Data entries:
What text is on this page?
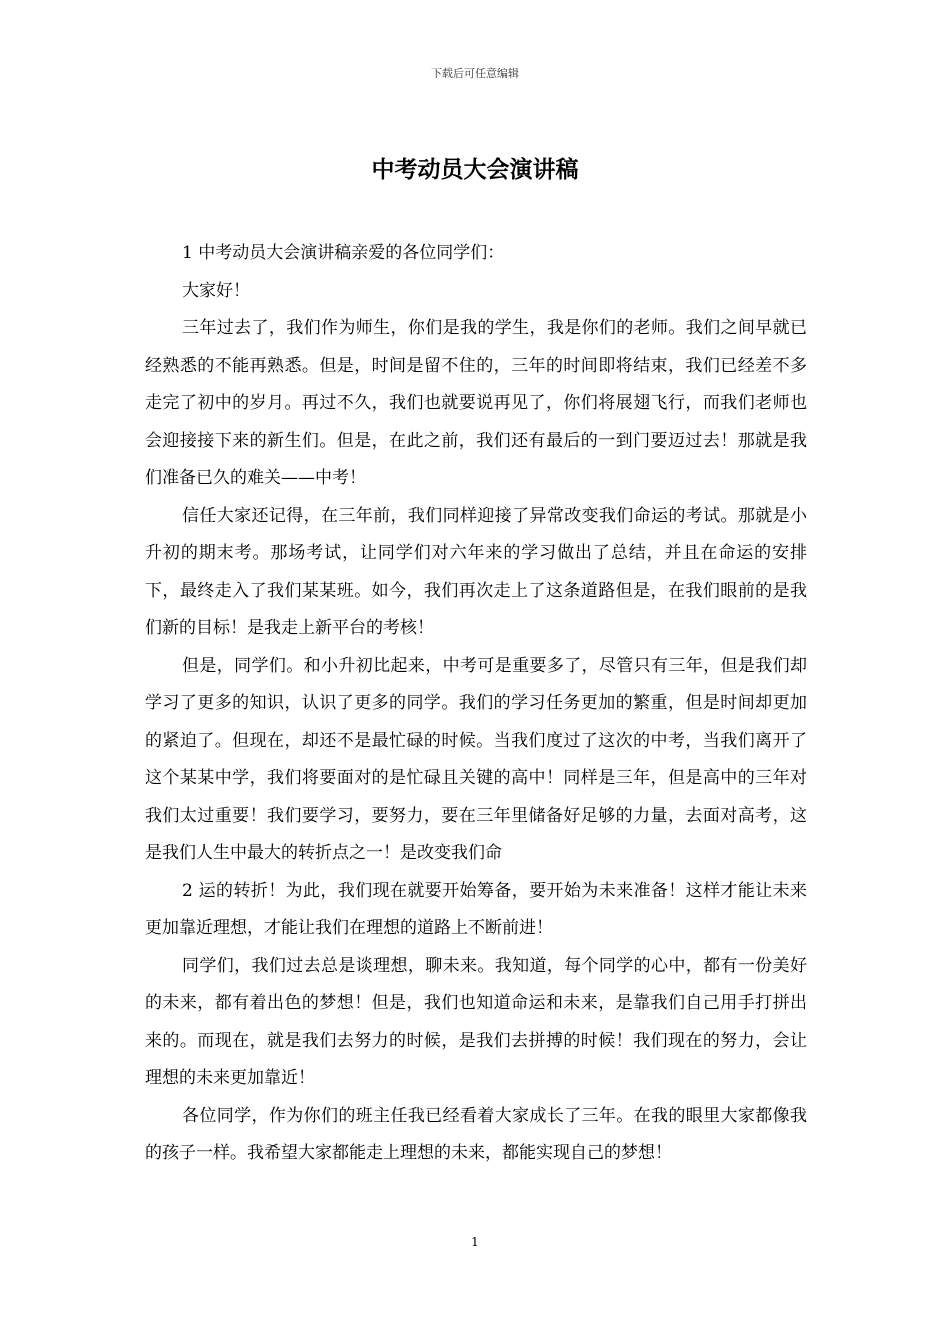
下载后可任意编辑
中考动员大会演讲稿

1 中考动员大会演讲稿亲爱的各位同学们：

大家好！

三年过去了，我们作为师生，你们是我的学生，我是你们的老师。我们之间早就已经熟悉的不能再熟悉。但是，时间是留不住的，三年的时间即将结束，我们已经差不多走完了初中的岁月。再过不久，我们也就要说再见了，你们将展翅飞行，而我们老师也会迎接接下来的新生们。但是，在此之前，我们还有最后的一到门要迈过去！那就是我们准备已久的难关——中考！

信任大家还记得，在三年前，我们同样迎接了异常改变我们命运的考试。那就是小升初的期末考。那场考试，让同学们对六年来的学习做出了总结，并且在命运的安排下，最终走入了我们某某班。如今，我们再次走上了这条道路但是，在我们眼前的是我们新的目标！是我走上新平台的考核！

但是，同学们。和小升初比起来，中考可是重要多了，尽管只有三年，但是我们却学习了更多的知识，认识了更多的同学。我们的学习任务更加的繁重，但是时间却更加的紧迫了。但现在，却还不是最忙碌的时候。当我们度过了这次的中考，当我们离开了这个某某中学，我们将要面对的是忙碌且关键的高中！同样是三年，但是高中的三年对我们太过重要！我们要学习，要努力，要在三年里储备好足够的力量，去面对高考，这是我们人生中最大的转折点之一！是改变我们命

2 运的转折！为此，我们现在就要开始筹备，要开始为未来准备！这样才能让未来更加靠近理想，才能让我们在理想的道路上不断前进！

同学们，我们过去总是谈理想，聊未来。我知道，每个同学的心中，都有一份美好的未来，都有着出色的梦想！但是，我们也知道命运和未来，是靠我们自己用手打拼出来的。而现在，就是我们去努力的时候，是我们去拼搏的时候！我们现在的努力，会让理想的未来更加靠近！

各位同学，作为你们的班主任我已经看着大家成长了三年。在我的眼里大家都像我的孩子一样。我希望大家都能走上理想的未来，都能实现自己的梦想！

1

▶ [EXERCISE DESCRIPTION]:
Print all entries exactly. The images do not belong in the copy.

▶ [COMPLETE RESPONSE]:
What text is on this page?
下载后可任意编辑
中考动员大会演讲稿

1 中考动员大会演讲稿亲爱的各位同学们：

大家好！

三年过去了，我们作为师生，你们是我的学生，我是你们的老师。我们之间早就已经熟悉的不能再熟悉。但是，时间是留不住的，三年的时间即将结束，我们已经差不多走完了初中的岁月。再过不久，我们也就要说再见了，你们将展翅飞行，而我们老师也会迎接接下来的新生们。但是，在此之前，我们还有最后的一到门要迈过去！那就是我们准备已久的难关——中考！

信任大家还记得，在三年前，我们同样迎接了异常改变我们命运的考试。那就是小升初的期末考。那场考试，让同学们对六年来的学习做出了总结，并且在命运的安排下，最终走入了我们某某班。如今，我们再次走上了这条道路但是，在我们眼前的是我们新的目标！是我走上新平台的考核！

但是，同学们。和小升初比起来，中考可是重要多了，尽管只有三年，但是我们却学习了更多的知识，认识了更多的同学。我们的学习任务更加的繁重，但是时间却更加的紧迫了。但现在，却还不是最忙碌的时候。当我们度过了这次的中考，当我们离开了这个某某中学，我们将要面对的是忙碌且关键的高中！同样是三年，但是高中的三年对我们太过重要！我们要学习，要努力，要在三年里储备好足够的力量，去面对高考，这是我们人生中最大的转折点之一！是改变我们命

2 运的转折！为此，我们现在就要开始筹备，要开始为未来准备！这样才能让未来更加靠近理想，才能让我们在理想的道路上不断前进！

同学们，我们过去总是谈理想，聊未来。我知道，每个同学的心中，都有一份美好的未来，都有着出色的梦想！但是，我们也知道命运和未来，是靠我们自己用手打拼出来的。而现在，就是我们去努力的时候，是我们去拼搏的时候！我们现在的努力，会让理想的未来更加靠近！

各位同学，作为你们的班主任我已经看着大家成长了三年。在我的眼里大家都像我的孩子一样。我希望大家都能走上理想的未来，都能实现自己的梦想！

1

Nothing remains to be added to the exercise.